— BEGIN Exercise material —

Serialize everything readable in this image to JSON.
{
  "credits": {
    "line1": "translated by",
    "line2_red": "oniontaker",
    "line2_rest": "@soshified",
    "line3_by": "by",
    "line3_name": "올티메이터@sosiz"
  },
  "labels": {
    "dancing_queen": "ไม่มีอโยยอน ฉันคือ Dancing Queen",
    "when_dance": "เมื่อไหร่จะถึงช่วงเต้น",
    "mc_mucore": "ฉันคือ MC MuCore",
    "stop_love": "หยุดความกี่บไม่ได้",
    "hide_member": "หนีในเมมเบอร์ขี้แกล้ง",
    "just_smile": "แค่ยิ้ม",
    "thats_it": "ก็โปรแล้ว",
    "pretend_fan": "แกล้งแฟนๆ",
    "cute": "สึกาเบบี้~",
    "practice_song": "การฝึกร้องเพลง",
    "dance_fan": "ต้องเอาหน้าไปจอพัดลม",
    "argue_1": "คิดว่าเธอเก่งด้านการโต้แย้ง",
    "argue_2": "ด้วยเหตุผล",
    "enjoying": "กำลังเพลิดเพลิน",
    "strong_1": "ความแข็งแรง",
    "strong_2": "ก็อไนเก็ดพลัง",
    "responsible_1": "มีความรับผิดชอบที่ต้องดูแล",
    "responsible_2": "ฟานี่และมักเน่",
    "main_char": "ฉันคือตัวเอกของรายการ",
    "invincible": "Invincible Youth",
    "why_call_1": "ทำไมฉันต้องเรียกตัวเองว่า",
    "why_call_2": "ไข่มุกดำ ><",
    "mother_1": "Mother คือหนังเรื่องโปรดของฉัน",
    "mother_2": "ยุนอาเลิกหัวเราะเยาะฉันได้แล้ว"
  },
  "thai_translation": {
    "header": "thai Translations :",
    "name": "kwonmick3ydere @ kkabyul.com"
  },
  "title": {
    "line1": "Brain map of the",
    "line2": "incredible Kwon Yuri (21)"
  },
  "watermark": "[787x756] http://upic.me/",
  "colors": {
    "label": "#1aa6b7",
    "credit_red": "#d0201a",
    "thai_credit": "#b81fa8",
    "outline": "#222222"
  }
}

— END Exercise material —
— BEGIN Exercise material —

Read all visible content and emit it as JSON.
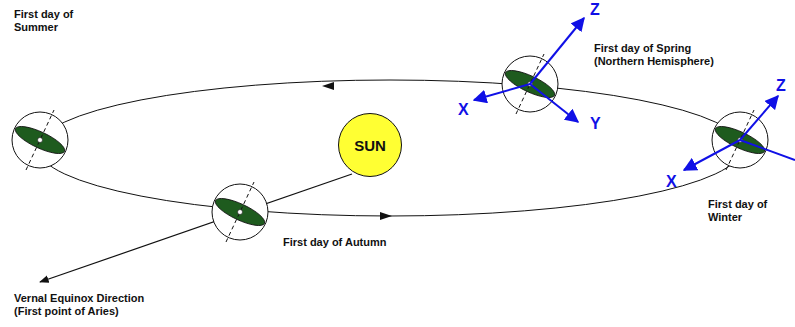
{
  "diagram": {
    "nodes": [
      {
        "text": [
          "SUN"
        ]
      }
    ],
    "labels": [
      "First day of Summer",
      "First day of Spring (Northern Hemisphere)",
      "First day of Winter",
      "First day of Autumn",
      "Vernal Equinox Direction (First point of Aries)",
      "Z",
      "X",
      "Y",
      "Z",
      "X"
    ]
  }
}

— END Exercise material —

Problem to solve - Find the word "JSON" in the data and show each line that holds it.

Output for this exercise -
Serialize everything readable in this image to JSON.
Read all visible content and emit it as JSON.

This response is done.